RAW DATA =>
++++++++

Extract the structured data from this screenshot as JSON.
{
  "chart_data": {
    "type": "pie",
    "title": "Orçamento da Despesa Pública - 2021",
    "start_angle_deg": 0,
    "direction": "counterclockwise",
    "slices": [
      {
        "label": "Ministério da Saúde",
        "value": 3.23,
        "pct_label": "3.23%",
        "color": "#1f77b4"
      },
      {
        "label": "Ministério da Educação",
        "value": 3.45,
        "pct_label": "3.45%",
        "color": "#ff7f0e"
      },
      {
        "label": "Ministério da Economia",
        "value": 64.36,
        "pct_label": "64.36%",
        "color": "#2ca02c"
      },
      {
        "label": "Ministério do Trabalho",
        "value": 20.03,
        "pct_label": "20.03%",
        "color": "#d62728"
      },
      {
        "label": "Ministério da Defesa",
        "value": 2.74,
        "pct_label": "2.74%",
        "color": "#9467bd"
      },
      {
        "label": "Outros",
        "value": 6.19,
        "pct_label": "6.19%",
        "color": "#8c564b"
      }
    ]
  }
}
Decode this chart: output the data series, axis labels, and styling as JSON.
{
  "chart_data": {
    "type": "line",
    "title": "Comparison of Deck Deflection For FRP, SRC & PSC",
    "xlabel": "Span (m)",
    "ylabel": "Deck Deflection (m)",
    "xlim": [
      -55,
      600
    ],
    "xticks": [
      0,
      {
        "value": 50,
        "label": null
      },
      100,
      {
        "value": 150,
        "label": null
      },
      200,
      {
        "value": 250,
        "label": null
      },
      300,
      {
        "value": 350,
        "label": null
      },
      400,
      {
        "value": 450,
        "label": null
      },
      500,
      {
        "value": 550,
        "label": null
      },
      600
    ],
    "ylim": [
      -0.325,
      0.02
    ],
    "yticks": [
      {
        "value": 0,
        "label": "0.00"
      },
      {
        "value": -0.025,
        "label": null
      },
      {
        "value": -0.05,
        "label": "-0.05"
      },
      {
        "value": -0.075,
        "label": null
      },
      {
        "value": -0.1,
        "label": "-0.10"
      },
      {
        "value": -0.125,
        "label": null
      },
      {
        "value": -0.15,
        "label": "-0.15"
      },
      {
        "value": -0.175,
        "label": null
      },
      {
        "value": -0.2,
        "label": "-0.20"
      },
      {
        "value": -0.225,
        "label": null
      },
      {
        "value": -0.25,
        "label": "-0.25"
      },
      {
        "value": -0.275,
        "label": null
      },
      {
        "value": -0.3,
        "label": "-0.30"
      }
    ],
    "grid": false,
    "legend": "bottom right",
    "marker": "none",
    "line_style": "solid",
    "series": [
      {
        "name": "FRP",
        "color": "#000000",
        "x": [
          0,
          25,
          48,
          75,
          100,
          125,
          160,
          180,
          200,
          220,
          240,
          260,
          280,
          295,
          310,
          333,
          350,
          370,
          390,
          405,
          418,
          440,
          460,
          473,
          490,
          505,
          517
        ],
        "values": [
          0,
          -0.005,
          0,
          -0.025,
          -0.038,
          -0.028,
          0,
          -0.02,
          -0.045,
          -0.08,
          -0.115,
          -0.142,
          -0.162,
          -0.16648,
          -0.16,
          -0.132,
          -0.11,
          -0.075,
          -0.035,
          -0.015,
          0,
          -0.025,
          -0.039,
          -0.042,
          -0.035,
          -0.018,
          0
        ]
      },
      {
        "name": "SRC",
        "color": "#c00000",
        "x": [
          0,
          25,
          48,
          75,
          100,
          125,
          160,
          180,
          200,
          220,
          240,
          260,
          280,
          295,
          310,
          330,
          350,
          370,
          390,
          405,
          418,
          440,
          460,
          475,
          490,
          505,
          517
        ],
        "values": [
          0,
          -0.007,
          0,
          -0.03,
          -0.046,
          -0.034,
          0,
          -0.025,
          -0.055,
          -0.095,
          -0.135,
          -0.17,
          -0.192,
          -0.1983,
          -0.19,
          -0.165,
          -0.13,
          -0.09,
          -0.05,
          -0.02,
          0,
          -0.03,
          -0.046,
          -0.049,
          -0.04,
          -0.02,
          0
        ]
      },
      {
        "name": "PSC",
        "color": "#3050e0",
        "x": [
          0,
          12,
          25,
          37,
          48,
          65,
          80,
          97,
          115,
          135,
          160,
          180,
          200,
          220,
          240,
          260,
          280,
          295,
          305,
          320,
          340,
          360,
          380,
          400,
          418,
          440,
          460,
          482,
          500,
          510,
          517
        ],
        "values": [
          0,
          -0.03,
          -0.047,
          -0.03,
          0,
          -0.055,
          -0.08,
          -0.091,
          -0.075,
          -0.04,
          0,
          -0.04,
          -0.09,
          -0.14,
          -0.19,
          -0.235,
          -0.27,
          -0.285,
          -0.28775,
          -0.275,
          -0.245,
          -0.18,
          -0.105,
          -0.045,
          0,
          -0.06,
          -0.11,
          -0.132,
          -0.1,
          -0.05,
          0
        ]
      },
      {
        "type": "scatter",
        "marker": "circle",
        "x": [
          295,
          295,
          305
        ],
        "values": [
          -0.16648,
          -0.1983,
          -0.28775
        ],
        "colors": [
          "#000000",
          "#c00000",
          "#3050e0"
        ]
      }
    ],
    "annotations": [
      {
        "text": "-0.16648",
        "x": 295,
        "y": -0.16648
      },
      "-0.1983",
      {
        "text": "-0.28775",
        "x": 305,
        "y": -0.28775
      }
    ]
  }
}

++++++++

WHAT THE TASK REQUIRES =>
Transcribe every entry word for word.

THE REPLY =>
Extract the structured data from this screenshot as JSON.
{
  "chart_data": {
    "type": "pie",
    "title": "Orçamento da Despesa Pública - 2021",
    "start_angle_deg": 0,
    "direction": "counterclockwise",
    "slices": [
      {
        "label": "Ministério da Saúde",
        "value": 3.23,
        "pct_label": "3.23%",
        "color": "#1f77b4"
      },
      {
        "label": "Ministério da Educação",
        "value": 3.45,
        "pct_label": "3.45%",
        "color": "#ff7f0e"
      },
      {
        "label": "Ministério da Economia",
        "value": 64.36,
        "pct_label": "64.36%",
        "color": "#2ca02c"
      },
      {
        "label": "Ministério do Trabalho",
        "value": 20.03,
        "pct_label": "20.03%",
        "color": "#d62728"
      },
      {
        "label": "Ministério da Defesa",
        "value": 2.74,
        "pct_label": "2.74%",
        "color": "#9467bd"
      },
      {
        "label": "Outros",
        "value": 6.19,
        "pct_label": "6.19%",
        "color": "#8c564b"
      }
    ]
  }
}
Decode this chart: output the data series, axis labels, and styling as JSON.
{
  "chart_data": {
    "type": "line",
    "title": "Comparison of Deck Deflection For FRP, SRC & PSC",
    "xlabel": "Span (m)",
    "ylabel": "Deck Deflection (m)",
    "xlim": [
      -55,
      600
    ],
    "xticks": [
      0,
      {
        "value": 50,
        "label": null
      },
      100,
      {
        "value": 150,
        "label": null
      },
      200,
      {
        "value": 250,
        "label": null
      },
      300,
      {
        "value": 350,
        "label": null
      },
      400,
      {
        "value": 450,
        "label": null
      },
      500,
      {
        "value": 550,
        "label": null
      },
      600
    ],
    "ylim": [
      -0.325,
      0.02
    ],
    "yticks": [
      {
        "value": 0,
        "label": "0.00"
      },
      {
        "value": -0.025,
        "label": null
      },
      {
        "value": -0.05,
        "label": "-0.05"
      },
      {
        "value": -0.075,
        "label": null
      },
      {
        "value": -0.1,
        "label": "-0.10"
      },
      {
        "value": -0.125,
        "label": null
      },
      {
        "value": -0.15,
        "label": "-0.15"
      },
      {
        "value": -0.175,
        "label": null
      },
      {
        "value": -0.2,
        "label": "-0.20"
      },
      {
        "value": -0.225,
        "label": null
      },
      {
        "value": -0.25,
        "label": "-0.25"
      },
      {
        "value": -0.275,
        "label": null
      },
      {
        "value": -0.3,
        "label": "-0.30"
      }
    ],
    "grid": false,
    "legend": "bottom right",
    "marker": "none",
    "line_style": "solid",
    "series": [
      {
        "name": "FRP",
        "color": "#000000",
        "x": [
          0,
          25,
          48,
          75,
          100,
          125,
          160,
          180,
          200,
          220,
          240,
          260,
          280,
          295,
          310,
          333,
          350,
          370,
          390,
          405,
          418,
          440,
          460,
          473,
          490,
          505,
          517
        ],
        "values": [
          0,
          -0.005,
          0,
          -0.025,
          -0.038,
          -0.028,
          0,
          -0.02,
          -0.045,
          -0.08,
          -0.115,
          -0.142,
          -0.162,
          -0.16648,
          -0.16,
          -0.132,
          -0.11,
          -0.075,
          -0.035,
          -0.015,
          0,
          -0.025,
          -0.039,
          -0.042,
          -0.035,
          -0.018,
          0
        ]
      },
      {
        "name": "SRC",
        "color": "#c00000",
        "x": [
          0,
          25,
          48,
          75,
          100,
          125,
          160,
          180,
          200,
          220,
          240,
          260,
          280,
          295,
          310,
          330,
          350,
          370,
          390,
          405,
          418,
          440,
          460,
          475,
          490,
          505,
          517
        ],
        "values": [
          0,
          -0.007,
          0,
          -0.03,
          -0.046,
          -0.034,
          0,
          -0.025,
          -0.055,
          -0.095,
          -0.135,
          -0.17,
          -0.192,
          -0.1983,
          -0.19,
          -0.165,
          -0.13,
          -0.09,
          -0.05,
          -0.02,
          0,
          -0.03,
          -0.046,
          -0.049,
          -0.04,
          -0.02,
          0
        ]
      },
      {
        "name": "PSC",
        "color": "#3050e0",
        "x": [
          0,
          12,
          25,
          37,
          48,
          65,
          80,
          97,
          115,
          135,
          160,
          180,
          200,
          220,
          240,
          260,
          280,
          295,
          305,
          320,
          340,
          360,
          380,
          400,
          418,
          440,
          460,
          482,
          500,
          510,
          517
        ],
        "values": [
          0,
          -0.03,
          -0.047,
          -0.03,
          0,
          -0.055,
          -0.08,
          -0.091,
          -0.075,
          -0.04,
          0,
          -0.04,
          -0.09,
          -0.14,
          -0.19,
          -0.235,
          -0.27,
          -0.285,
          -0.28775,
          -0.275,
          -0.245,
          -0.18,
          -0.105,
          -0.045,
          0,
          -0.06,
          -0.11,
          -0.132,
          -0.1,
          -0.05,
          0
        ]
      },
      {
        "type": "scatter",
        "marker": "circle",
        "x": [
          295,
          295,
          305
        ],
        "values": [
          -0.16648,
          -0.1983,
          -0.28775
        ],
        "colors": [
          "#000000",
          "#c00000",
          "#3050e0"
        ]
      }
    ],
    "annotations": [
      {
        "text": "-0.16648",
        "x": 295,
        "y": -0.16648
      },
      "-0.1983",
      {
        "text": "-0.28775",
        "x": 305,
        "y": -0.28775
      }
    ]
  }
}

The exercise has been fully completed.